[DATA SUPPLIED start]

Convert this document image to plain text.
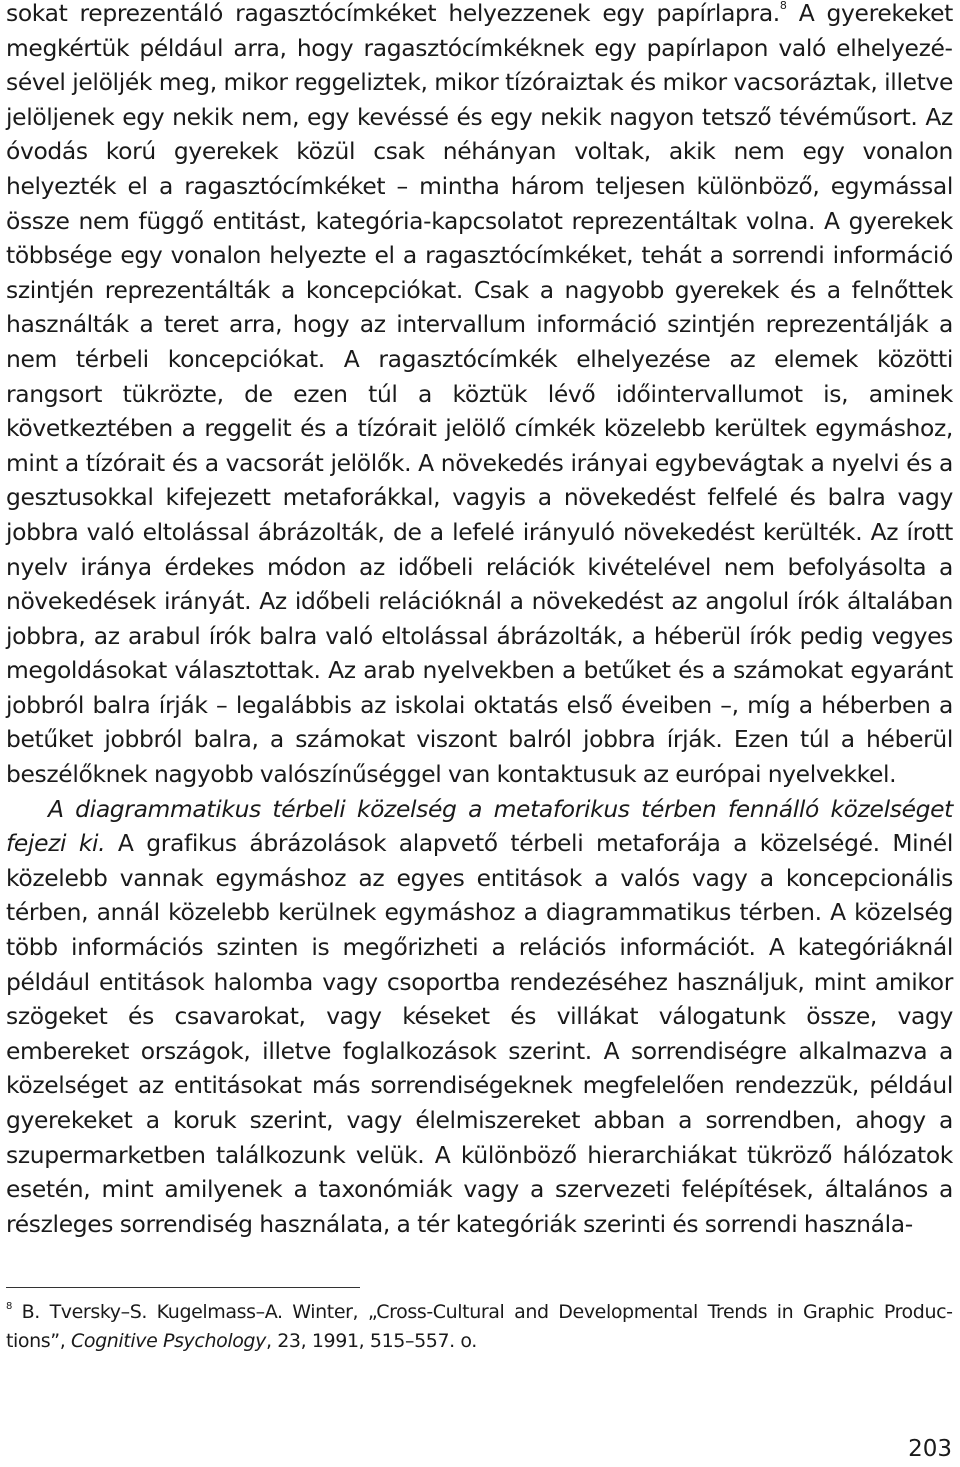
sokat reprezentáló ragasztócímkéket helyezzenek egy papírlapra.$^8$ A gyerekeket megkértük például arra, hogy ragasztócímkéknek egy papírlapon való elhelyezésével jelöljék meg, mikor reggeliztek, mikor tízóraiztak és mikor vacsoráztak, illetve jelöljenek egy nekik nem, egy kevéssé és egy nekik nagyon tetsző tévéműsort. Az óvodás korú gyerekek közül csak néhányan voltak, akik nem egy vonalon helyezték el a ragasztócímkéket – mintha három teljesen különböző, egymással össze nem függő entitást, kategória-kapcsolatot reprezentáltak volna. A gyerekek többsége egy vonalon helyezte el a ragasztócímkéket, tehát a sorrendi információ szintjén reprezentálták a koncepciókat. Csak a nagyobb gyerekek és a felnőttek használták a teret arra, hogy az intervallum információ szintjén reprezentálják a nem térbeli koncepciókat. A ragasztócímkék elhelyezése az elemek közötti rangsort tükrözte, de ezen túl a köztük lévő időintervallumot is, aminek következtében a reggelit és a tízórait jelölő címkék közelebb kerültek egymáshoz, mint a tízórait és a vacsorát jelölők. A növekedés irányai egybevágtak a nyelvi és a gesztusokkal kifejezett metaforákkal, vagyis a növekedést felfelé és balra vagy jobbra való eltolással ábrázolták, de a lefelé irányuló növekedést kerülték. Az írott nyelv iránya érdekes módon az időbeli relációk kivételével nem befolyásolta a növekedések irányát. Az időbeli relációknál a növekedést az angolul írók általában jobbra, az arabul írók balra való eltolással ábrázolták, a héberül írók pedig vegyes megoldásokat választottak. Az arab nyelvekben a betűket és a számokat egyaránt jobbról balra írják – legalábbis az iskolai oktatás első éveiben –, míg a héberben a betűket jobbról balra, a számokat viszont balról jobbra írják. Ezen túl a héberül beszélőknek nagyobb valószínűséggel van kontaktusuk az európai nyelvekkel.

A diagrammatikus térbeli közelség a metaforikus térben fennálló közelséget fejezi ki. A grafikus ábrázolások alapvető térbeli metaforája a közelségé. Minél közelebb vannak egymáshoz az egyes entitások a valós vagy a koncepcionális térben, annál közelebb kerülnek egymáshoz a diagrammatikus térben. A közelség több információs szinten is megőrizheti a relációs információt. A kategóriáknál például entitások halomba vagy csoportba rendezéséhez használjuk, mint amikor szögeket és csavarokat, vagy késeket és villákat válogatunk össze, vagy embereket országok, illetve foglalkozások szerint. A sorrendiségre alkalmazva a közelséget az entitásokat más sorrendiségeknek megfelelően rendezzük, például gyerekeket a koruk szerint, vagy élelmiszereket abban a sorrendben, ahogy a szupermarketben találkozunk velük. A különböző hierarchiákat tükröző hálózatok esetén, mint amilyenek a taxonómiák vagy a szervezeti felépítések, általános a részleges sorrendiség használata, a tér kategóriák szerinti és sorrendi használa-

$^8$ B. Tversky–S. Kugelmass–A. Winter, „Cross-Cultural and Developmental Trends in Graphic Productions”, Cognitive Psychology, 23, 1991, 515–557. o.
203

[DATA SUPPLIED end]

TASK – Skip the pictures and transcribe the rest of the records exactly.

COMPLETE ANSWER –
Convert this document image to plain text.
sokat reprezentáló ragasztócímkéket helyezzenek egy papírlapra.$^8$ A gyerekeket megkértük például arra, hogy ragasztócímkéknek egy papírlapon való elhelyezésével jelöljék meg, mikor reggeliztek, mikor tízóraiztak és mikor vacsoráztak, illetve jelöljenek egy nekik nem, egy kevéssé és egy nekik nagyon tetsző tévéműsort. Az óvodás korú gyerekek közül csak néhányan voltak, akik nem egy vonalon helyezték el a ragasztócímkéket – mintha három teljesen különböző, egymással össze nem függő entitást, kategória-kapcsolatot reprezentáltak volna. A gyerekek többsége egy vonalon helyezte el a ragasztócímkéket, tehát a sorrendi információ szintjén reprezentálták a koncepciókat. Csak a nagyobb gyerekek és a felnőttek használták a teret arra, hogy az intervallum információ szintjén reprezentálják a nem térbeli koncepciókat. A ragasztócímkék elhelyezése az elemek közötti rangsort tükrözte, de ezen túl a köztük lévő időintervallumot is, aminek következtében a reggelit és a tízórait jelölő címkék közelebb kerültek egymáshoz, mint a tízórait és a vacsorát jelölők. A növekedés irányai egybevágtak a nyelvi és a gesztusokkal kifejezett metaforákkal, vagyis a növekedést felfelé és balra vagy jobbra való eltolással ábrázolták, de a lefelé irányuló növekedést kerülték. Az írott nyelv iránya érdekes módon az időbeli relációk kivételével nem befolyásolta a növekedések irányát. Az időbeli relációknál a növekedést az angolul írók általában jobbra, az arabul írók balra való eltolással ábrázolták, a héberül írók pedig vegyes megoldásokat választottak. Az arab nyelvekben a betűket és a számokat egyaránt jobbról balra írják – legalábbis az iskolai oktatás első éveiben –, míg a héberben a betűket jobbról balra, a számokat viszont balról jobbra írják. Ezen túl a héberül beszélőknek nagyobb valószínűséggel van kontaktusuk az európai nyelvekkel.

A diagrammatikus térbeli közelség a metaforikus térben fennálló közelséget fejezi ki. A grafikus ábrázolások alapvető térbeli metaforája a közelségé. Minél közelebb vannak egymáshoz az egyes entitások a valós vagy a koncepcionális térben, annál közelebb kerülnek egymáshoz a diagrammatikus térben. A közelség több információs szinten is megőrizheti a relációs információt. A kategóriáknál például entitások halomba vagy csoportba rendezéséhez használjuk, mint amikor szögeket és csavarokat, vagy késeket és villákat válogatunk össze, vagy embereket országok, illetve foglalkozások szerint. A sorrendiségre alkalmazva a közelséget az entitásokat más sorrendiségeknek megfelelően rendezzük, például gyerekeket a koruk szerint, vagy élelmiszereket abban a sorrendben, ahogy a szupermarketben találkozunk velük. A különböző hierarchiákat tükröző hálózatok esetén, mint amilyenek a taxonómiák vagy a szervezeti felépítések, általános a részleges sorrendiség használata, a tér kategóriák szerinti és sorrendi használa-

$^8$ B. Tversky–S. Kugelmass–A. Winter, „Cross-Cultural and Developmental Trends in Graphic Productions”, Cognitive Psychology, 23, 1991, 515–557. o.
203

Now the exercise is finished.